Set exercise: Report how many lines of the records below include the word "JSON". Give nothing but the number.

Information given:
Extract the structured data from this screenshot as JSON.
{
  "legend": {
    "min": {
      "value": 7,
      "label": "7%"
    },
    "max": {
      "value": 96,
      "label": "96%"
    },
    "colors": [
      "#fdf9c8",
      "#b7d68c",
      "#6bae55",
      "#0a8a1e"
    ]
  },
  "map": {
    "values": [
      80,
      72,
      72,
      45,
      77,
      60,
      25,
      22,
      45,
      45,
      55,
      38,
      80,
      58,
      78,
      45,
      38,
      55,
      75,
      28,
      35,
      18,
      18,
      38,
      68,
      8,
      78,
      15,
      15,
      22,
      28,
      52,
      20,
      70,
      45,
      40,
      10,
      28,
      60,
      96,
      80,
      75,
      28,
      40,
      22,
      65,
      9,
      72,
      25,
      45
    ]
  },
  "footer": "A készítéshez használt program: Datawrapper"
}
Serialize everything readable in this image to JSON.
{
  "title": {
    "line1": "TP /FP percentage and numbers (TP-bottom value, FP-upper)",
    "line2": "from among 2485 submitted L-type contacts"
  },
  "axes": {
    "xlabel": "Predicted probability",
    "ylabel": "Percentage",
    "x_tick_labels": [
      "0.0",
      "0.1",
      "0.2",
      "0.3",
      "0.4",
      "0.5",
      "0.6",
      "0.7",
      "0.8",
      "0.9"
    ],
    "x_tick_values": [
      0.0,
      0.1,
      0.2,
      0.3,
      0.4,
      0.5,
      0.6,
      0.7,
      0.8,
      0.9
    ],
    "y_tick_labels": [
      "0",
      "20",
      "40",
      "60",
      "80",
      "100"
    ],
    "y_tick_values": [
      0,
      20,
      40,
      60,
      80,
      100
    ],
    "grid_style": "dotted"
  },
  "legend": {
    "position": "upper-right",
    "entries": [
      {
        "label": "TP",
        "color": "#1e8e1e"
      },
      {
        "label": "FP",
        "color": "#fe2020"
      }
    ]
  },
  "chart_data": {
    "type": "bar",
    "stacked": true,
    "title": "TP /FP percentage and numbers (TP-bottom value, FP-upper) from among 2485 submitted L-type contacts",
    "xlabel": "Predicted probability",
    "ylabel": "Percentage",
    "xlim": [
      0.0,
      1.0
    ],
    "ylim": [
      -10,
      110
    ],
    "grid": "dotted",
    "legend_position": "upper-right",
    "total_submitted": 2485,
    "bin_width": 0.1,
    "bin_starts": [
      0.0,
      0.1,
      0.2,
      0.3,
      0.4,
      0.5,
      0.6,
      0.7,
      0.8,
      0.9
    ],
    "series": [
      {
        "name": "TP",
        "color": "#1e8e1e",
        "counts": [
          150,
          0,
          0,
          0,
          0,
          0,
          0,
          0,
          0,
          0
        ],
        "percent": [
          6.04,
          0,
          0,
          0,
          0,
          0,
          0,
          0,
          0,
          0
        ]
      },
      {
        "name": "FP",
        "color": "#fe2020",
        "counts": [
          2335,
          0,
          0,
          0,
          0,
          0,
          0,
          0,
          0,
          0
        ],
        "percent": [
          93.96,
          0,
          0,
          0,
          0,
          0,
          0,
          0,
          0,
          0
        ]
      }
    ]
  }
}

Written answer: 2